▼

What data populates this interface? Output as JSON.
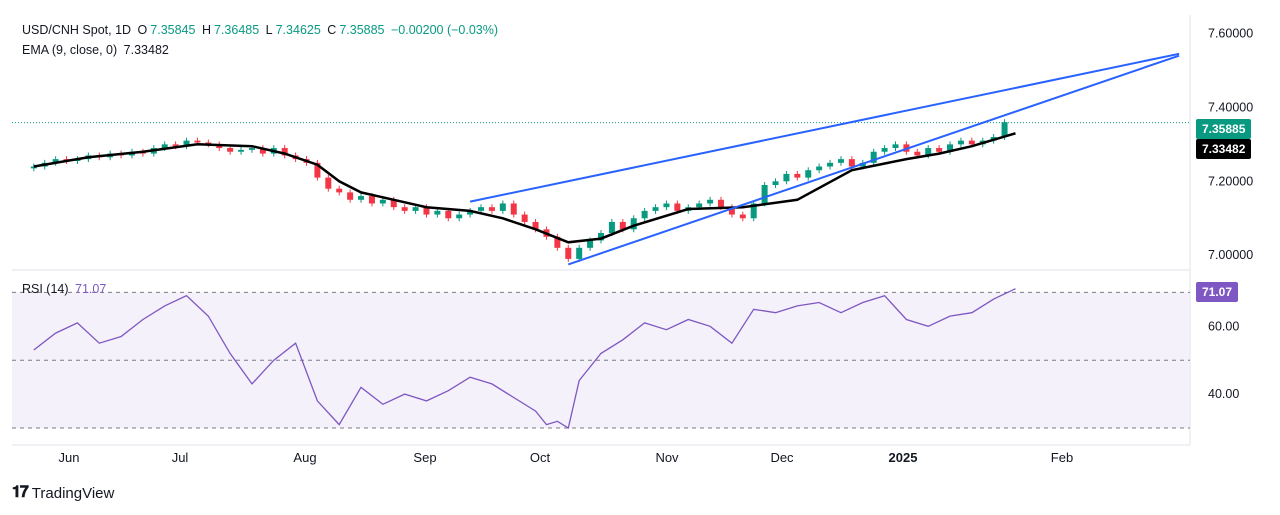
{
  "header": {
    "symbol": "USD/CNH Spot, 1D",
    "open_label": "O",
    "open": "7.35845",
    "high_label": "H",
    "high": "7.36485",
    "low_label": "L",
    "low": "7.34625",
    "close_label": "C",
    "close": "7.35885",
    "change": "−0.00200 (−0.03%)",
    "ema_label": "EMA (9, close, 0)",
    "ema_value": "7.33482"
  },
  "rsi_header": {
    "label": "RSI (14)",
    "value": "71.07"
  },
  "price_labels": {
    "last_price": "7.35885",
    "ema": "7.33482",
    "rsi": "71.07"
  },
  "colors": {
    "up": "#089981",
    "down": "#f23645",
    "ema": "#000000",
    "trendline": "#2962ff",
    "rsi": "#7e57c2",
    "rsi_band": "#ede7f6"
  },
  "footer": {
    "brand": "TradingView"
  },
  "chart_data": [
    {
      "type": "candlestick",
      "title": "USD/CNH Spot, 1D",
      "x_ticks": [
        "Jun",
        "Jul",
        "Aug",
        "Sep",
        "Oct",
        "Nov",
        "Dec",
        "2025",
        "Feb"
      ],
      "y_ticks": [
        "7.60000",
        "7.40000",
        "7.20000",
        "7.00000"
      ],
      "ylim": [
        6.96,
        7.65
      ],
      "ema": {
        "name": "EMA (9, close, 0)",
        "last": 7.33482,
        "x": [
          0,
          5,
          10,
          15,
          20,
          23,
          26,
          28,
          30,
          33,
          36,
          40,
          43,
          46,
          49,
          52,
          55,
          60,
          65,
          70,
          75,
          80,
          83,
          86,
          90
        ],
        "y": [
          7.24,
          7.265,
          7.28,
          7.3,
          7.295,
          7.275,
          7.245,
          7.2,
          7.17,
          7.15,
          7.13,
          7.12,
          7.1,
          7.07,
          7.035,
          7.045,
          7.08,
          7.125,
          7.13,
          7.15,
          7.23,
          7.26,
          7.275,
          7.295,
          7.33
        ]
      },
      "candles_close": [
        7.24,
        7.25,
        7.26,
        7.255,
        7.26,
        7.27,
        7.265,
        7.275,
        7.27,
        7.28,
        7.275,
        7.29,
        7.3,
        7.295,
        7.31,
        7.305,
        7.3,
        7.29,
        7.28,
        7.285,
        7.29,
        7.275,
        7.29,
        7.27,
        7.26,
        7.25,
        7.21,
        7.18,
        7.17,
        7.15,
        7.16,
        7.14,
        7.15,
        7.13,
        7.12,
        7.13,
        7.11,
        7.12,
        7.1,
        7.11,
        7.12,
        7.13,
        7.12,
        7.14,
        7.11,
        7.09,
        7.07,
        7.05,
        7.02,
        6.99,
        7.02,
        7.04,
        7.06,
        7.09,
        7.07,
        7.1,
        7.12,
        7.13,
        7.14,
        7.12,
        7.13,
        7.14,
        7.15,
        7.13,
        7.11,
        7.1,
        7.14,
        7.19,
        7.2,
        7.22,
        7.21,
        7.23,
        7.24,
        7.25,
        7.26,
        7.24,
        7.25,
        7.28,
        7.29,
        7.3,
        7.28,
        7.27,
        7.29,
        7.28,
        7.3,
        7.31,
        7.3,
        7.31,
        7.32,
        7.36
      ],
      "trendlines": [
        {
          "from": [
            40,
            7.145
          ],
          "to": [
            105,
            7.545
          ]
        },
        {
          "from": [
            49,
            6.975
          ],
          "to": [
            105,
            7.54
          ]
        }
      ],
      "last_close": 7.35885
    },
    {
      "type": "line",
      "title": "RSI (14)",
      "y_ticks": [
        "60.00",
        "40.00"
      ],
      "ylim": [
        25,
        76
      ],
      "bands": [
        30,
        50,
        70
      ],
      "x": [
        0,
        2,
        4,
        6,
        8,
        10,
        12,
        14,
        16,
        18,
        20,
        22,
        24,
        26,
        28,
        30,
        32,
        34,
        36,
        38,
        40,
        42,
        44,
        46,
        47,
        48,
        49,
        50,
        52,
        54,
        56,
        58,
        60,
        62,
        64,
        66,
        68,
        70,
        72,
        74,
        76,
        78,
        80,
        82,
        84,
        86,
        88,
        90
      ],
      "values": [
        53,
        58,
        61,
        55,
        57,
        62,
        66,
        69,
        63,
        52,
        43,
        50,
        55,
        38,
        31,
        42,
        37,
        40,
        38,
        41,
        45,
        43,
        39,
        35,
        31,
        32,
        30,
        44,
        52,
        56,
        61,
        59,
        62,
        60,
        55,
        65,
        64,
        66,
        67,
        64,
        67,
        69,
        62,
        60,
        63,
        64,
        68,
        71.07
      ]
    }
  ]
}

▲
▼

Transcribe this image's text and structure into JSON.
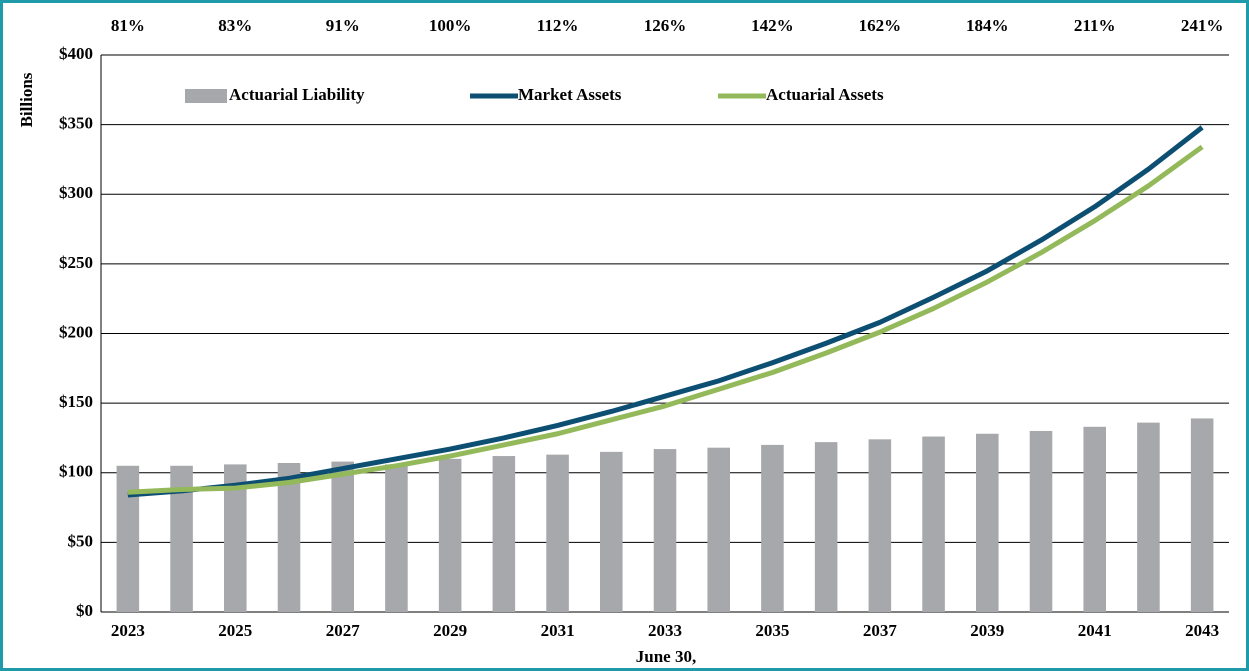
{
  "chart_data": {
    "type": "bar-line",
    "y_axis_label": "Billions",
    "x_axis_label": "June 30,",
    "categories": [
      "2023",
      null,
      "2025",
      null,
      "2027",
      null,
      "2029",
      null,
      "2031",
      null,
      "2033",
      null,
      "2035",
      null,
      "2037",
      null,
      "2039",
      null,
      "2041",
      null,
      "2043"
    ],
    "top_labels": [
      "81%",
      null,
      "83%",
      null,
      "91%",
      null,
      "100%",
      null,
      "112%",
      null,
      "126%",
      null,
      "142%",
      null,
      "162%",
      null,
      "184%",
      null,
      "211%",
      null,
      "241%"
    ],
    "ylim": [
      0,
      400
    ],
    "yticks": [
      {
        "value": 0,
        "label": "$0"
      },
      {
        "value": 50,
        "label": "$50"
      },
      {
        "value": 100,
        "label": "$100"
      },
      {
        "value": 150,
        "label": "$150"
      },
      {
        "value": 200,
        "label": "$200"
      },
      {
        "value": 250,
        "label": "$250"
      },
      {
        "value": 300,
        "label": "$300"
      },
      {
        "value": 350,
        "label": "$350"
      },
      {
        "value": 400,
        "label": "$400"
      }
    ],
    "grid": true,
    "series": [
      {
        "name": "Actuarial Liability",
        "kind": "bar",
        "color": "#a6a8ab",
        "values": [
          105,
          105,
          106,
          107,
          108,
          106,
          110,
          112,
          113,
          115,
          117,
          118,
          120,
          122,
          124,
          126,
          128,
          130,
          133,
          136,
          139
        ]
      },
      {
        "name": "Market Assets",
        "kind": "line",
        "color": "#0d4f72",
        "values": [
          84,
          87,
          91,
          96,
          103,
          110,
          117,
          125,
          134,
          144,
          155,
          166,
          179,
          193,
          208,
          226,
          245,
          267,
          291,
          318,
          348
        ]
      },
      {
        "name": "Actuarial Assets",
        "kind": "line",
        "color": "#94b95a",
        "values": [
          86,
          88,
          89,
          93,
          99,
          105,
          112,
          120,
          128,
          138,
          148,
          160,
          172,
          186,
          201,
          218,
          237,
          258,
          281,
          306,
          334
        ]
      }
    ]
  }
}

▲

▶ Problem to work on
How many lines in these entries hold the string "Spot"? Answer with the number alone.

▶ Reply
2